* start SOURCE MATERIAL *

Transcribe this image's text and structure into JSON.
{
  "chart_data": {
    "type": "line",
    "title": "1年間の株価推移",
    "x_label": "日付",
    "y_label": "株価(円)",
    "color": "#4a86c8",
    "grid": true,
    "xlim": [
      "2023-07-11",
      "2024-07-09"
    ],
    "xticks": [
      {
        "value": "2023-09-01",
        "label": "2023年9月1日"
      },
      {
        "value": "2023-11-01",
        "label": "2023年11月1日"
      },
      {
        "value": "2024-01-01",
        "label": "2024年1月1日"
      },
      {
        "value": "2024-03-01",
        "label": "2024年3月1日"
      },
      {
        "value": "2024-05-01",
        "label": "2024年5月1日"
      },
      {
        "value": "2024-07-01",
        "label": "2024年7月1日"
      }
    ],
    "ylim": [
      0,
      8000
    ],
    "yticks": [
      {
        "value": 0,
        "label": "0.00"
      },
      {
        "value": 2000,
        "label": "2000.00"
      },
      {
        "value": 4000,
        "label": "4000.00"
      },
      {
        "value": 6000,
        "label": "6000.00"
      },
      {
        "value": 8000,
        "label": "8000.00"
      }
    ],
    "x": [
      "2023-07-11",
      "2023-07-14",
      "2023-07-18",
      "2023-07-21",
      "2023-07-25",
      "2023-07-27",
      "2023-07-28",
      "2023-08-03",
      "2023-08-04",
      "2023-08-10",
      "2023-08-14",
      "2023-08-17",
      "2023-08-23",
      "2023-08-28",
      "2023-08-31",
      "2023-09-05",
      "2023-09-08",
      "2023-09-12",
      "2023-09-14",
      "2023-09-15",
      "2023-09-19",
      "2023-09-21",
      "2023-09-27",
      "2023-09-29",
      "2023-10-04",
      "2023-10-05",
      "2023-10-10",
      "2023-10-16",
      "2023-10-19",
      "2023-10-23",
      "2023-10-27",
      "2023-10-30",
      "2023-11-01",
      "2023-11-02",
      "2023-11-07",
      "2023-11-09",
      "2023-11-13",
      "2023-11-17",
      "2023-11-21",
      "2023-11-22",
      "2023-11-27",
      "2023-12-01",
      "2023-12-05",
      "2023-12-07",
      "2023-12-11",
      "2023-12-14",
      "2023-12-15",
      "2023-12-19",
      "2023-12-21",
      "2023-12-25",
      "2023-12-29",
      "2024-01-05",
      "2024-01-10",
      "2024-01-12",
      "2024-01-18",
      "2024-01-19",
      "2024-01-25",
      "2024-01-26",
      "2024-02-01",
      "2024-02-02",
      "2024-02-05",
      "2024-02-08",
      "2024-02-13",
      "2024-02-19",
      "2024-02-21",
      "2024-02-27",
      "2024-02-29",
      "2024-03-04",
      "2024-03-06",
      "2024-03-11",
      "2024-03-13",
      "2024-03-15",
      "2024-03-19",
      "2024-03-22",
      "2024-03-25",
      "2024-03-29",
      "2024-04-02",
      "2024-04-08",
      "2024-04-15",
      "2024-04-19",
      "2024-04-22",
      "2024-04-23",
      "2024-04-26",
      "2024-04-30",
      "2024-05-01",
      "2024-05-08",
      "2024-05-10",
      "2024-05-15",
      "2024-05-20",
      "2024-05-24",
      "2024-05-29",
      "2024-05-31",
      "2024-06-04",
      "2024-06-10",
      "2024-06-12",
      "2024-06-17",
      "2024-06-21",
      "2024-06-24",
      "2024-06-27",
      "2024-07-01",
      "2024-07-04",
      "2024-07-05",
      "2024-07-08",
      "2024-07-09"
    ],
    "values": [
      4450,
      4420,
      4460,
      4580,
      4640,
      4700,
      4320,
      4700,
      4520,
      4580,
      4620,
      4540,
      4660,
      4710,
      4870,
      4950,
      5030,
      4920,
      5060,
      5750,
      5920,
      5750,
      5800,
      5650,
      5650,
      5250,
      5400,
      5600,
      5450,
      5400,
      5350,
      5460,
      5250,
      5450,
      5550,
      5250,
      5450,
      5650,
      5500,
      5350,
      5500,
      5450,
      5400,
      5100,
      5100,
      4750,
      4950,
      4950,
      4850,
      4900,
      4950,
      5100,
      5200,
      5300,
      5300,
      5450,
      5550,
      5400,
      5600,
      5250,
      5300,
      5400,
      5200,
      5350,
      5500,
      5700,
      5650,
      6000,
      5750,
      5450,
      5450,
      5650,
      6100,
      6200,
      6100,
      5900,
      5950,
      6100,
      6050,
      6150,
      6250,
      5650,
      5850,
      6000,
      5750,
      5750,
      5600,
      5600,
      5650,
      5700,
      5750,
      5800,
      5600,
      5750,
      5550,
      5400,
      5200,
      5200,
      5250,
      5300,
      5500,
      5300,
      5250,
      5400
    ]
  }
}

* end SOURCE MATERIAL *

■ **EXERCISE PROMPT**
Transcribe the full listing above without leaving anything out.

■ **FINISHED TASK**
Transcribe this image's text and structure into JSON.
{
  "chart_data": {
    "type": "line",
    "title": "1年間の株価推移",
    "x_label": "日付",
    "y_label": "株価(円)",
    "color": "#4a86c8",
    "grid": true,
    "xlim": [
      "2023-07-11",
      "2024-07-09"
    ],
    "xticks": [
      {
        "value": "2023-09-01",
        "label": "2023年9月1日"
      },
      {
        "value": "2023-11-01",
        "label": "2023年11月1日"
      },
      {
        "value": "2024-01-01",
        "label": "2024年1月1日"
      },
      {
        "value": "2024-03-01",
        "label": "2024年3月1日"
      },
      {
        "value": "2024-05-01",
        "label": "2024年5月1日"
      },
      {
        "value": "2024-07-01",
        "label": "2024年7月1日"
      }
    ],
    "ylim": [
      0,
      8000
    ],
    "yticks": [
      {
        "value": 0,
        "label": "0.00"
      },
      {
        "value": 2000,
        "label": "2000.00"
      },
      {
        "value": 4000,
        "label": "4000.00"
      },
      {
        "value": 6000,
        "label": "6000.00"
      },
      {
        "value": 8000,
        "label": "8000.00"
      }
    ],
    "x": [
      "2023-07-11",
      "2023-07-14",
      "2023-07-18",
      "2023-07-21",
      "2023-07-25",
      "2023-07-27",
      "2023-07-28",
      "2023-08-03",
      "2023-08-04",
      "2023-08-10",
      "2023-08-14",
      "2023-08-17",
      "2023-08-23",
      "2023-08-28",
      "2023-08-31",
      "2023-09-05",
      "2023-09-08",
      "2023-09-12",
      "2023-09-14",
      "2023-09-15",
      "2023-09-19",
      "2023-09-21",
      "2023-09-27",
      "2023-09-29",
      "2023-10-04",
      "2023-10-05",
      "2023-10-10",
      "2023-10-16",
      "2023-10-19",
      "2023-10-23",
      "2023-10-27",
      "2023-10-30",
      "2023-11-01",
      "2023-11-02",
      "2023-11-07",
      "2023-11-09",
      "2023-11-13",
      "2023-11-17",
      "2023-11-21",
      "2023-11-22",
      "2023-11-27",
      "2023-12-01",
      "2023-12-05",
      "2023-12-07",
      "2023-12-11",
      "2023-12-14",
      "2023-12-15",
      "2023-12-19",
      "2023-12-21",
      "2023-12-25",
      "2023-12-29",
      "2024-01-05",
      "2024-01-10",
      "2024-01-12",
      "2024-01-18",
      "2024-01-19",
      "2024-01-25",
      "2024-01-26",
      "2024-02-01",
      "2024-02-02",
      "2024-02-05",
      "2024-02-08",
      "2024-02-13",
      "2024-02-19",
      "2024-02-21",
      "2024-02-27",
      "2024-02-29",
      "2024-03-04",
      "2024-03-06",
      "2024-03-11",
      "2024-03-13",
      "2024-03-15",
      "2024-03-19",
      "2024-03-22",
      "2024-03-25",
      "2024-03-29",
      "2024-04-02",
      "2024-04-08",
      "2024-04-15",
      "2024-04-19",
      "2024-04-22",
      "2024-04-23",
      "2024-04-26",
      "2024-04-30",
      "2024-05-01",
      "2024-05-08",
      "2024-05-10",
      "2024-05-15",
      "2024-05-20",
      "2024-05-24",
      "2024-05-29",
      "2024-05-31",
      "2024-06-04",
      "2024-06-10",
      "2024-06-12",
      "2024-06-17",
      "2024-06-21",
      "2024-06-24",
      "2024-06-27",
      "2024-07-01",
      "2024-07-04",
      "2024-07-05",
      "2024-07-08",
      "2024-07-09"
    ],
    "values": [
      4450,
      4420,
      4460,
      4580,
      4640,
      4700,
      4320,
      4700,
      4520,
      4580,
      4620,
      4540,
      4660,
      4710,
      4870,
      4950,
      5030,
      4920,
      5060,
      5750,
      5920,
      5750,
      5800,
      5650,
      5650,
      5250,
      5400,
      5600,
      5450,
      5400,
      5350,
      5460,
      5250,
      5450,
      5550,
      5250,
      5450,
      5650,
      5500,
      5350,
      5500,
      5450,
      5400,
      5100,
      5100,
      4750,
      4950,
      4950,
      4850,
      4900,
      4950,
      5100,
      5200,
      5300,
      5300,
      5450,
      5550,
      5400,
      5600,
      5250,
      5300,
      5400,
      5200,
      5350,
      5500,
      5700,
      5650,
      6000,
      5750,
      5450,
      5450,
      5650,
      6100,
      6200,
      6100,
      5900,
      5950,
      6100,
      6050,
      6150,
      6250,
      5650,
      5850,
      6000,
      5750,
      5750,
      5600,
      5600,
      5650,
      5700,
      5750,
      5800,
      5600,
      5750,
      5550,
      5400,
      5200,
      5200,
      5250,
      5300,
      5500,
      5300,
      5250,
      5400
    ]
  }
}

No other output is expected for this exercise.